■ **Information provided**:
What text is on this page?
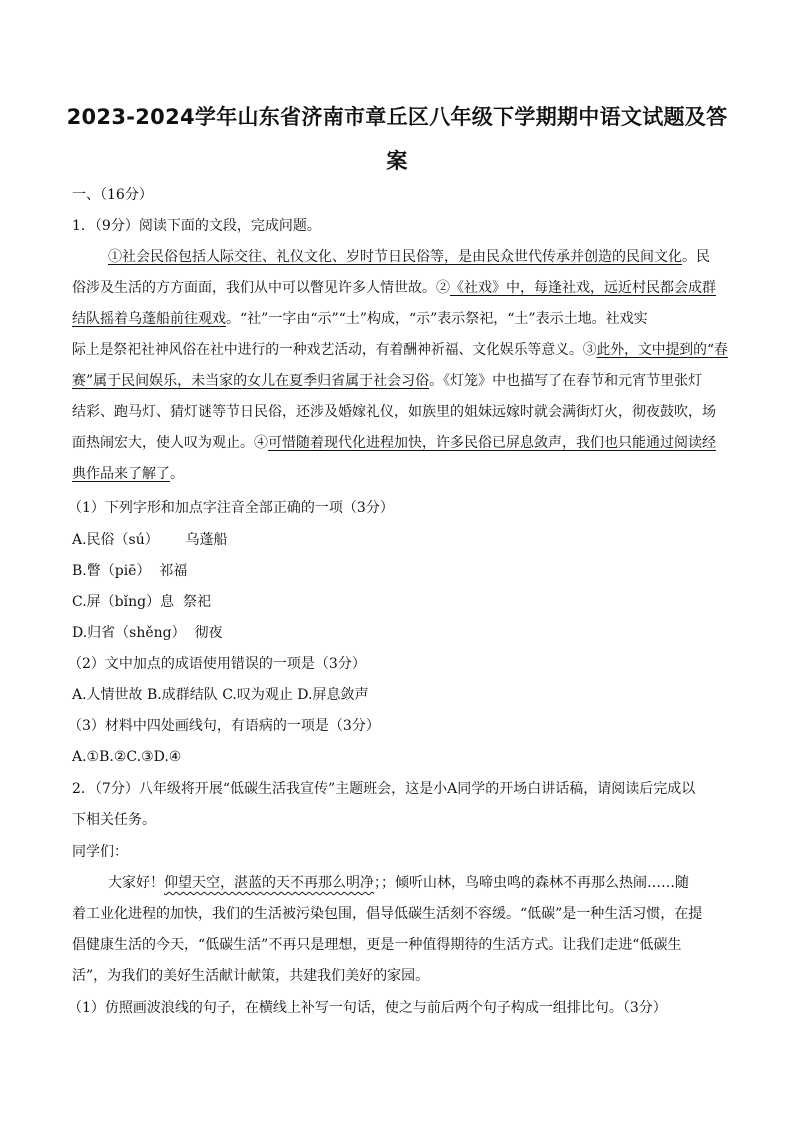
2023-2024学年山东省济南市章丘区八年级下学期期中语文试题及答
案
一、（16分）
1．（9分）阅读下面的文段，完成问题。
①社会民俗包括人际交往、礼仪文化、岁时节日民俗等，是由民众世代传承并创造的民间文化。民
俗涉及生活的方方面面，我们从中可以瞥见许多人情世故。②《社戏》中，每逢社戏，远近村民都会成群
结队摇着乌蓬船前往观戏。“社”一字由“示”“土”构成，“示”表示祭祀，“土”表示土地。社戏实
际上是祭祀社神风俗在社中进行的一种戏艺活动，有着酬神祈福、文化娱乐等意义。③此外，文中提到的“春
赛”属于民间娱乐，未当家的女儿在夏季归省属于社会习俗。《灯笼》中也描写了在春节和元宵节里张灯
结彩、跑马灯、猜灯谜等节日民俗，还涉及婚嫁礼仪，如族里的姐妹远嫁时就会满街灯火，彻夜鼓吹，场
面热闹宏大，使人叹为观止。④可惜随着现代化进程加快，许多民俗已屏息敛声，我们也只能通过阅读经
典作品来了解了。
（1）下列字形和加点字注音全部正确的一项（3分）
A.民俗（sú）      乌蓬船
B.瞥（piē）  祁福
C.屏（bǐng）息  祭祀
D.归省（shěng）  彻夜
（2）文中加点的成语使用错误的一项是（3分）
A.人情世故 B.成群结队 C.叹为观止 D.屏息敛声
（3）材料中四处画线句，有语病的一项是（3分）
A.①B.②C.③D.④
2．（7分）八年级将开展“低碳生活我宣传”主题班会，这是小A同学的开场白讲话稿，请阅读后完成以
下相关任务。
同学们：
大家好！仰望天空，湛蓝的天不再那么明净；；倾听山林，鸟啼虫鸣的森林不再那么热闹……随
着工业化进程的加快，我们的生活被污染包围，倡导低碳生活刻不容缓。“低碳”是一种生活习惯，在提
倡健康生活的今天，“低碳生活”不再只是理想，更是一种值得期待的生活方式。让我们走进“低碳生
活”，为我们的美好生活献计献策，共建我们美好的家园。
（1）仿照画波浪线的句子，在横线上补写一句话，使之与前后两个句子构成一组排比句。（3分）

■ **Given task**:
Copy all of the entries verbatim, leaving out any pictures they contain.

■ **Finished exercise**:
What text is on this page?
2023-2024学年山东省济南市章丘区八年级下学期期中语文试题及答
案
一、（16分）
1．（9分）阅读下面的文段，完成问题。
①社会民俗包括人际交往、礼仪文化、岁时节日民俗等，是由民众世代传承并创造的民间文化。民
俗涉及生活的方方面面，我们从中可以瞥见许多人情世故。②《社戏》中，每逢社戏，远近村民都会成群
结队摇着乌蓬船前往观戏。“社”一字由“示”“土”构成，“示”表示祭祀，“土”表示土地。社戏实
际上是祭祀社神风俗在社中进行的一种戏艺活动，有着酬神祈福、文化娱乐等意义。③此外，文中提到的“春
赛”属于民间娱乐，未当家的女儿在夏季归省属于社会习俗。《灯笼》中也描写了在春节和元宵节里张灯
结彩、跑马灯、猜灯谜等节日民俗，还涉及婚嫁礼仪，如族里的姐妹远嫁时就会满街灯火，彻夜鼓吹，场
面热闹宏大，使人叹为观止。④可惜随着现代化进程加快，许多民俗已屏息敛声，我们也只能通过阅读经
典作品来了解了。
（1）下列字形和加点字注音全部正确的一项（3分）
A.民俗（sú）      乌蓬船
B.瞥（piē）  祁福
C.屏（bǐng）息  祭祀
D.归省（shěng）  彻夜
（2）文中加点的成语使用错误的一项是（3分）
A.人情世故 B.成群结队 C.叹为观止 D.屏息敛声
（3）材料中四处画线句，有语病的一项是（3分）
A.①B.②C.③D.④
2．（7分）八年级将开展“低碳生活我宣传”主题班会，这是小A同学的开场白讲话稿，请阅读后完成以
下相关任务。
同学们：
大家好！仰望天空，湛蓝的天不再那么明净；；倾听山林，鸟啼虫鸣的森林不再那么热闹……随
着工业化进程的加快，我们的生活被污染包围，倡导低碳生活刻不容缓。“低碳”是一种生活习惯，在提
倡健康生活的今天，“低碳生活”不再只是理想，更是一种值得期待的生活方式。让我们走进“低碳生
活”，为我们的美好生活献计献策，共建我们美好的家园。
（1）仿照画波浪线的句子，在横线上补写一句话，使之与前后两个句子构成一组排比句。（3分）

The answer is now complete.